- Instruction -
Return the lines below that carry the word "xlsx".

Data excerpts
-- start --

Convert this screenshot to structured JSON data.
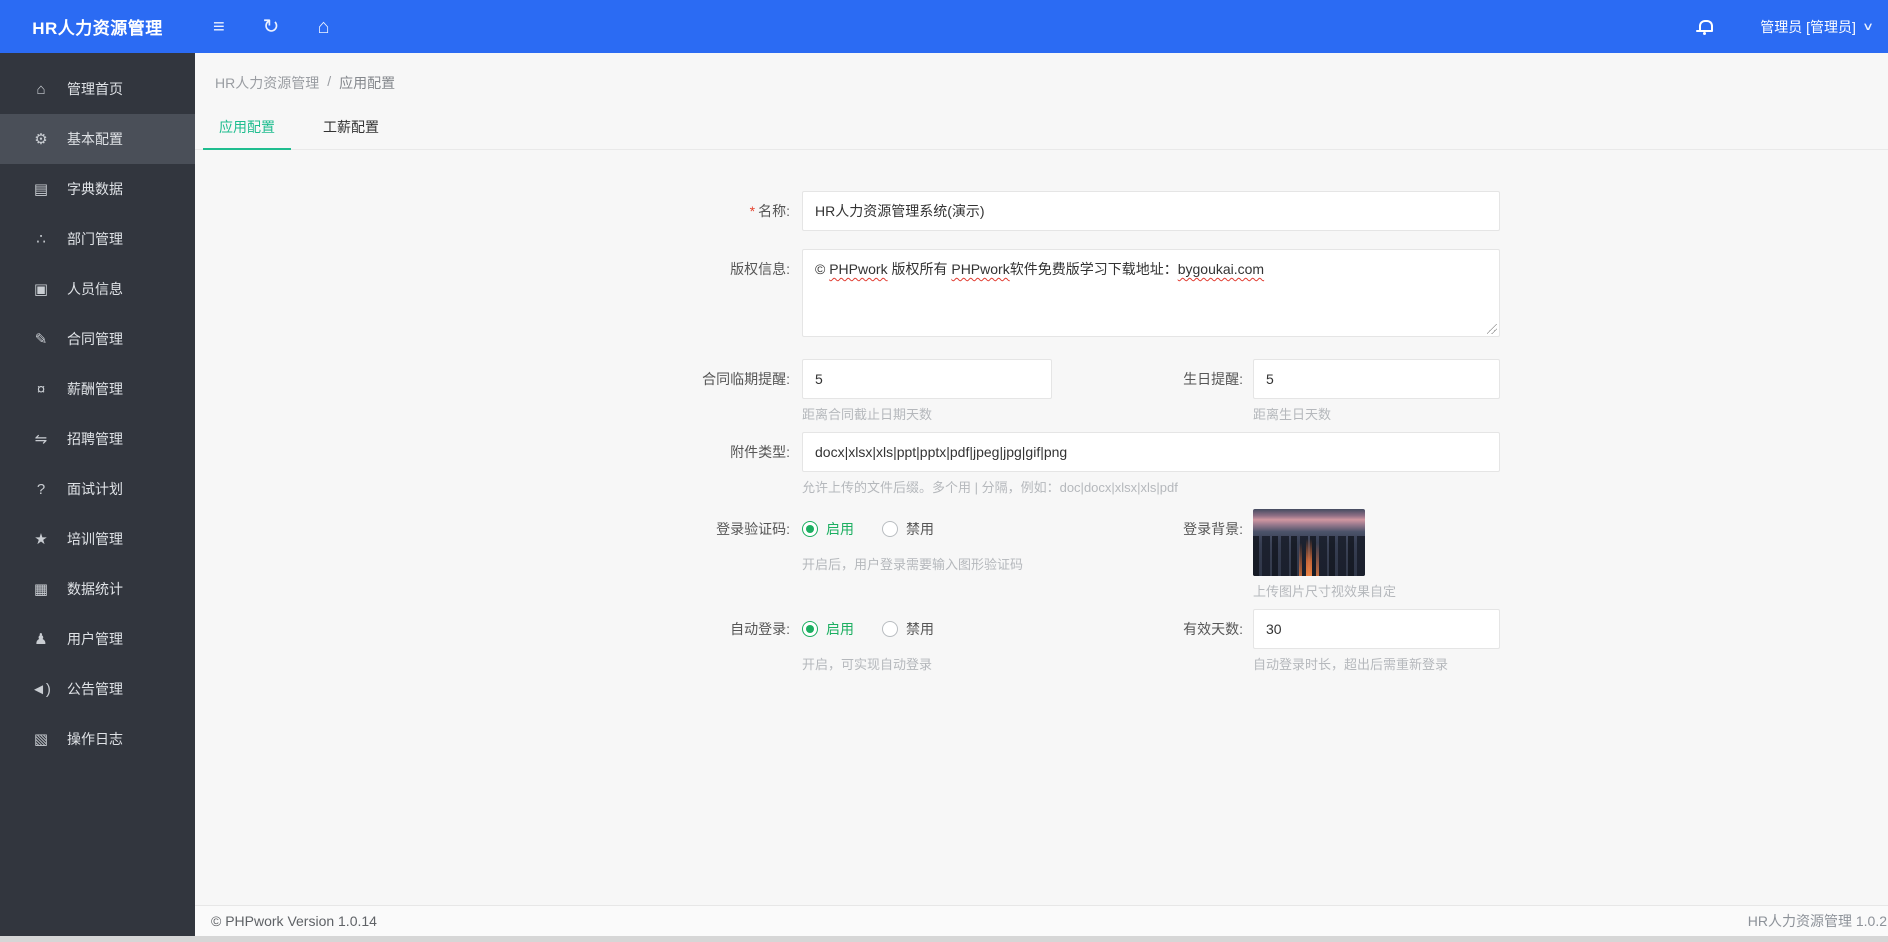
{
  "colors": {
    "topbar_blue": "#2b6bf3",
    "sidebar_bg": "#32363e",
    "sidebar_active_bg": "#4a4f58",
    "tab_accent_green": "#1fbd8f",
    "radio_green": "#1caf61",
    "required_red": "#e5432e",
    "spellcheck_wave_red": "#e03a2f"
  },
  "topbar": {
    "logo": "HR人力资源管理",
    "collapse_icon": "≡",
    "refresh_icon": "↻",
    "home_icon": "⌂",
    "user": "管理员 [管理员]",
    "caret_icon": "∨"
  },
  "sidebar": {
    "items": [
      {
        "icon": "home-icon",
        "glyph": "⌂",
        "label": "管理首页",
        "active": false
      },
      {
        "icon": "gear-icon",
        "glyph": "⚙",
        "label": "基本配置",
        "active": true
      },
      {
        "icon": "book-icon",
        "glyph": "▤",
        "label": "字典数据",
        "active": false
      },
      {
        "icon": "sitemap-icon",
        "glyph": "∴",
        "label": "部门管理",
        "active": false
      },
      {
        "icon": "idcard-icon",
        "glyph": "▣",
        "label": "人员信息",
        "active": false
      },
      {
        "icon": "pen-icon",
        "glyph": "✎",
        "label": "合同管理",
        "active": false
      },
      {
        "icon": "money-icon",
        "glyph": "¤",
        "label": "薪酬管理",
        "active": false
      },
      {
        "icon": "handshake-icon",
        "glyph": "⇋",
        "label": "招聘管理",
        "active": false
      },
      {
        "icon": "question-icon",
        "glyph": "?",
        "label": "面试计划",
        "active": false
      },
      {
        "icon": "graduation-cap-icon",
        "glyph": "★",
        "label": "培训管理",
        "active": false
      },
      {
        "icon": "bar-chart-icon",
        "glyph": "▦",
        "label": "数据统计",
        "active": false
      },
      {
        "icon": "user-icon",
        "glyph": "♟",
        "label": "用户管理",
        "active": false
      },
      {
        "icon": "speaker-icon",
        "glyph": "◄)",
        "label": "公告管理",
        "active": false
      },
      {
        "icon": "log-icon",
        "glyph": "▧",
        "label": "操作日志",
        "active": false
      }
    ]
  },
  "breadcrumb": {
    "root": "HR人力资源管理",
    "separator": "/",
    "current": "应用配置"
  },
  "tabs": {
    "app_config": "应用配置",
    "salary_config": "工薪配置"
  },
  "form": {
    "name": {
      "required_mark": "*",
      "label": "名称:",
      "value": "HR人力资源管理系统(演示)"
    },
    "copyright": {
      "label": "版权信息:",
      "seg1": "© ",
      "seg2": "PHPwork",
      "seg3": " 版权所有 ",
      "seg4": "PHPwork",
      "seg5": "软件免费版学习下载地址：",
      "seg6": "bygoukai.com"
    },
    "contract_remind": {
      "label": "合同临期提醒:",
      "value": "5",
      "hint": "距离合同截止日期天数"
    },
    "birthday_remind": {
      "label": "生日提醒:",
      "value": "5",
      "hint": "距离生日天数"
    },
    "attachment": {
      "label": "附件类型:",
      "value": "docx|xlsx|xls|ppt|pptx|pdf|jpeg|jpg|gif|png",
      "hint": "允许上传的文件后缀。多个用 | 分隔，例如：doc|docx|xlsx|xls|pdf"
    },
    "captcha": {
      "label": "登录验证码:",
      "on_label": "启用",
      "off_label": "禁用",
      "hint": "开启后，用户登录需要输入图形验证码"
    },
    "login_bg": {
      "label": "登录背景:",
      "hint": "上传图片尺寸视效果自定"
    },
    "auto_login": {
      "label": "自动登录:",
      "on_label": "启用",
      "off_label": "禁用",
      "hint": "开启，可实现自动登录"
    },
    "valid_days": {
      "label": "有效天数:",
      "value": "30",
      "hint": "自动登录时长，超出后需重新登录"
    }
  },
  "footer": {
    "left": "© PHPwork Version 1.0.14",
    "right": "HR人力资源管理 1.0.2"
  }
}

-- end --

- Exercise response -
      "value": "docx|xlsx|xls|ppt|pptx|pdf|jpeg|jpg|gif|png",
      "hint": "允许上传的文件后缀。多个用 | 分隔，例如：doc|docx|xlsx|xls|pdf"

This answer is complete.